Exercise brief: Review the material and extract every line in which the word "Рэспубліцы" occurs.

Data lines:
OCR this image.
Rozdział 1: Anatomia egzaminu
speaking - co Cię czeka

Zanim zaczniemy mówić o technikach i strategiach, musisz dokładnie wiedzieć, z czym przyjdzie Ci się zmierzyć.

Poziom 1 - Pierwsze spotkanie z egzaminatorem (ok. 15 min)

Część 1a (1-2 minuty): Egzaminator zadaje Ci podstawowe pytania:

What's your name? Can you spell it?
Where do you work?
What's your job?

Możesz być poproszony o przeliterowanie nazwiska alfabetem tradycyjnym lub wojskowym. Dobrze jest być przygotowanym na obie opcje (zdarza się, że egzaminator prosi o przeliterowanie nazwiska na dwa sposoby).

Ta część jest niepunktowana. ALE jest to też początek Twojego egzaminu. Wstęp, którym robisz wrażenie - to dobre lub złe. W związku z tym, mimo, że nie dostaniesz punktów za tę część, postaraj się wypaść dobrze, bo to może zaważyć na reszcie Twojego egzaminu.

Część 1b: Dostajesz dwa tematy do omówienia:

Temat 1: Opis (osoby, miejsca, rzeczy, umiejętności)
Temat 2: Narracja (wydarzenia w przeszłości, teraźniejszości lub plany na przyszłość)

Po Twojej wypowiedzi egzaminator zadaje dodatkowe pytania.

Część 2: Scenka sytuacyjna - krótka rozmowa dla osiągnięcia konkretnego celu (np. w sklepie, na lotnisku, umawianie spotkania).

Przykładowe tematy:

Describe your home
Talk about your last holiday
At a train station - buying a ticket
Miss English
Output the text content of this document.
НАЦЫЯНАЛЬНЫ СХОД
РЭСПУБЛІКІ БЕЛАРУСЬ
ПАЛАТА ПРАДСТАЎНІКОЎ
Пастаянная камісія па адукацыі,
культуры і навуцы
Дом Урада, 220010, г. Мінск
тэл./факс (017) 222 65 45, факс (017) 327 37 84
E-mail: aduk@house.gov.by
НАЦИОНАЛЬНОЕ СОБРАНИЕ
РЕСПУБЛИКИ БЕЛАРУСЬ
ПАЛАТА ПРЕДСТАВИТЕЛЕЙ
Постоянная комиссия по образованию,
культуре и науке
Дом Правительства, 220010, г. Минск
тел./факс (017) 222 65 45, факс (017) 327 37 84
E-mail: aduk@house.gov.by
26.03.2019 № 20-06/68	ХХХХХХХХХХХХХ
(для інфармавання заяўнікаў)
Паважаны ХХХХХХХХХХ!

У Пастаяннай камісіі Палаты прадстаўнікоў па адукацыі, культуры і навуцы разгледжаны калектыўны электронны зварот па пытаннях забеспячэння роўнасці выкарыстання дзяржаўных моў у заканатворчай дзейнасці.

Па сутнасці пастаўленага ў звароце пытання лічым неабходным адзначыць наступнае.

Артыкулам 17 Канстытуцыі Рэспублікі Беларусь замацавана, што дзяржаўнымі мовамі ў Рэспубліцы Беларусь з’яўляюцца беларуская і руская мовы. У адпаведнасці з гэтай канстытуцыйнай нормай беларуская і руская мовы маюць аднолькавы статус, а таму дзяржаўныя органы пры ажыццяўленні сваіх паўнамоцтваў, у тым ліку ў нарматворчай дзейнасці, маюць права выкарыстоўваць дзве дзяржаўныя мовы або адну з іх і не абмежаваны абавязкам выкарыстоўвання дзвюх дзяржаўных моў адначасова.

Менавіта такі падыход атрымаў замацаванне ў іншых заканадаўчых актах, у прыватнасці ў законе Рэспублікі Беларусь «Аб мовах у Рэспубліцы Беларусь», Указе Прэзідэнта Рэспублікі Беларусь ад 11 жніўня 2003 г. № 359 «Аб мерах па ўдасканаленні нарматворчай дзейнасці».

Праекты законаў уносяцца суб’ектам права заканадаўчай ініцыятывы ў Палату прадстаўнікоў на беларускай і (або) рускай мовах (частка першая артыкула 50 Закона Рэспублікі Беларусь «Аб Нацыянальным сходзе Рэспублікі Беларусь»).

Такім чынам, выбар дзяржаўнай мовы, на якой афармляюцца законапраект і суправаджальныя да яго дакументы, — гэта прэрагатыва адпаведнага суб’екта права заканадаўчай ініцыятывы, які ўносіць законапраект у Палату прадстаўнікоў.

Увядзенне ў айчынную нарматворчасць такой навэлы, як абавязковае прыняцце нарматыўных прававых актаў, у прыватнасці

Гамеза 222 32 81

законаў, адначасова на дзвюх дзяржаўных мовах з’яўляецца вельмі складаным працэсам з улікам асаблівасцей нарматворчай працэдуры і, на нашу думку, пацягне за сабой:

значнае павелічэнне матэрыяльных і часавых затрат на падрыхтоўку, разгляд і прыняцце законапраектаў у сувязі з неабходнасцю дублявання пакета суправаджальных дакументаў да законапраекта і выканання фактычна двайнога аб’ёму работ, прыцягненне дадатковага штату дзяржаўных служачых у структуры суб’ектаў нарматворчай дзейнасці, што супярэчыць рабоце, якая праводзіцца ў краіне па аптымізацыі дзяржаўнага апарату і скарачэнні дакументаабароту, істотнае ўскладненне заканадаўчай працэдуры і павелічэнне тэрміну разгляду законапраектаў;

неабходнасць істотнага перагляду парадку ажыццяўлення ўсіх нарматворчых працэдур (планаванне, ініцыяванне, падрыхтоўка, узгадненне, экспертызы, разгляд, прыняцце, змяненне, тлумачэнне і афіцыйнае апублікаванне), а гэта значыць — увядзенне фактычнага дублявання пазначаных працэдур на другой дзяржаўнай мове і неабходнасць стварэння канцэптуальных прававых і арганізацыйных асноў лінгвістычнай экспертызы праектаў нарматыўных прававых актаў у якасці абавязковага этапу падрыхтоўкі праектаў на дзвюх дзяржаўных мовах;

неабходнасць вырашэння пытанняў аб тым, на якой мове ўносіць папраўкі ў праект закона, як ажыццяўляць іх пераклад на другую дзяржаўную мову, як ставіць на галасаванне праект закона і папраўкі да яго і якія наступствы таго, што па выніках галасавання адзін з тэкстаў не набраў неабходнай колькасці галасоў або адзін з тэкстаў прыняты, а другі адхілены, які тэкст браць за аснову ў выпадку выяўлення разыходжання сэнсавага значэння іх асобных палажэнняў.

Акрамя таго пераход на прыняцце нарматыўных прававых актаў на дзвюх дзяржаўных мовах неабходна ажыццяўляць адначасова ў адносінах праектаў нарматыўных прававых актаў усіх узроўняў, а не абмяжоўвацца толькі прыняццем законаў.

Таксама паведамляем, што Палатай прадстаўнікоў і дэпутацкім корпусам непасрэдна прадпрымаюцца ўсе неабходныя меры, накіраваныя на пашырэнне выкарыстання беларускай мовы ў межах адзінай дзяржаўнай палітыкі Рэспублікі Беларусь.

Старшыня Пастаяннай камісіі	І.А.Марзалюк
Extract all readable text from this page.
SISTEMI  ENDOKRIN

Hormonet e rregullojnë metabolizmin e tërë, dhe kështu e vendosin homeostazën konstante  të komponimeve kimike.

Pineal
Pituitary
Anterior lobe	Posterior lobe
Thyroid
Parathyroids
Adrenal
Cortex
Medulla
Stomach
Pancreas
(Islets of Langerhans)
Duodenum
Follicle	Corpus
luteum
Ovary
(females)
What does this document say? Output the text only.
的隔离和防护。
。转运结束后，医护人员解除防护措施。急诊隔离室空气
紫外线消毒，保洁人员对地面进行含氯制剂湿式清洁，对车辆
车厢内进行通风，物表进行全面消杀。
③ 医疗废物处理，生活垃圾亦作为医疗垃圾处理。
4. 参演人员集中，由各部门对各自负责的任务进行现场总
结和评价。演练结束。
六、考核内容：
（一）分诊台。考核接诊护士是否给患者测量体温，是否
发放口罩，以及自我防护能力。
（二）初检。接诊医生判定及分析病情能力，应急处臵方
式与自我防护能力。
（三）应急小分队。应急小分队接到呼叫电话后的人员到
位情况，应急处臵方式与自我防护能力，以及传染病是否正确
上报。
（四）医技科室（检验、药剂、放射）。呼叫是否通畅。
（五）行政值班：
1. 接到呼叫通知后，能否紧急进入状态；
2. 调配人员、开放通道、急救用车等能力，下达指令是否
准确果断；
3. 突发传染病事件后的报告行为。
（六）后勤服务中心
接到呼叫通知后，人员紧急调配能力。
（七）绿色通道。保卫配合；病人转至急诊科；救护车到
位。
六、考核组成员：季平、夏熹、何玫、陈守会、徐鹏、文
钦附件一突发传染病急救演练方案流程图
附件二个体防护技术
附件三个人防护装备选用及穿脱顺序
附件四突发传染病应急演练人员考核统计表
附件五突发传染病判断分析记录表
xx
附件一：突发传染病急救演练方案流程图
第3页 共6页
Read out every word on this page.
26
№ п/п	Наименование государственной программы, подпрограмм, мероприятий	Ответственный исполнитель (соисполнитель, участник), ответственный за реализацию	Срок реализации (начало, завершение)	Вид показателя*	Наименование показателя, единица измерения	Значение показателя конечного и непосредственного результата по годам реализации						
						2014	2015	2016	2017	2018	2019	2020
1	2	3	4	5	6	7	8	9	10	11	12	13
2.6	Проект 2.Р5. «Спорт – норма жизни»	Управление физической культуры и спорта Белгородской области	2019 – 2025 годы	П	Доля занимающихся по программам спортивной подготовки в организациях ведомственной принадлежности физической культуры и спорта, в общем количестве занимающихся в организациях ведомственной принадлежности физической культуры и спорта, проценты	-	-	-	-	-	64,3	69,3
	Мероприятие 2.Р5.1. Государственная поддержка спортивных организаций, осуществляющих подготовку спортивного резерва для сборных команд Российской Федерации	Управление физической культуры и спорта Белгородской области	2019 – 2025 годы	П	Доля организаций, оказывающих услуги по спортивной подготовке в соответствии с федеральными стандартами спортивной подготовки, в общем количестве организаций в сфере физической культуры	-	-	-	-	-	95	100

Response for this exercise:
Артыкулам 17 Канстытуцыі Рэспублікі Беларусь замацавана, што дзяржаўнымі мовамі ў Рэспубліцы Беларусь з’яўляюцца беларуская і руская мовы. У адпаведнасці з гэтай канстытуцыйнай нормай беларуская і руская мовы маюць аднолькавы статус, а таму дзяржаўныя органы пры ажыццяўленні сваіх паўнамоцтваў, у тым ліку ў нарматворчай дзейнасці, маюць права выкарыстоўваць дзве дзяржаўныя мовы або адну з іх і не абмежаваны абавязкам выкарыстоўвання дзвюх дзяржаўных моў адначасова.
Менавіта такі падыход атрымаў замацаванне ў іншых заканадаўчых актах, у прыватнасці ў законе Рэспублікі Беларусь «Аб мовах у Рэспубліцы Беларусь», Указе Прэзідэнта Рэспублікі Беларусь ад 11 жніўня 2003 г. № 359 «Аб мерах па ўдасканаленні нарматворчай дзейнасці».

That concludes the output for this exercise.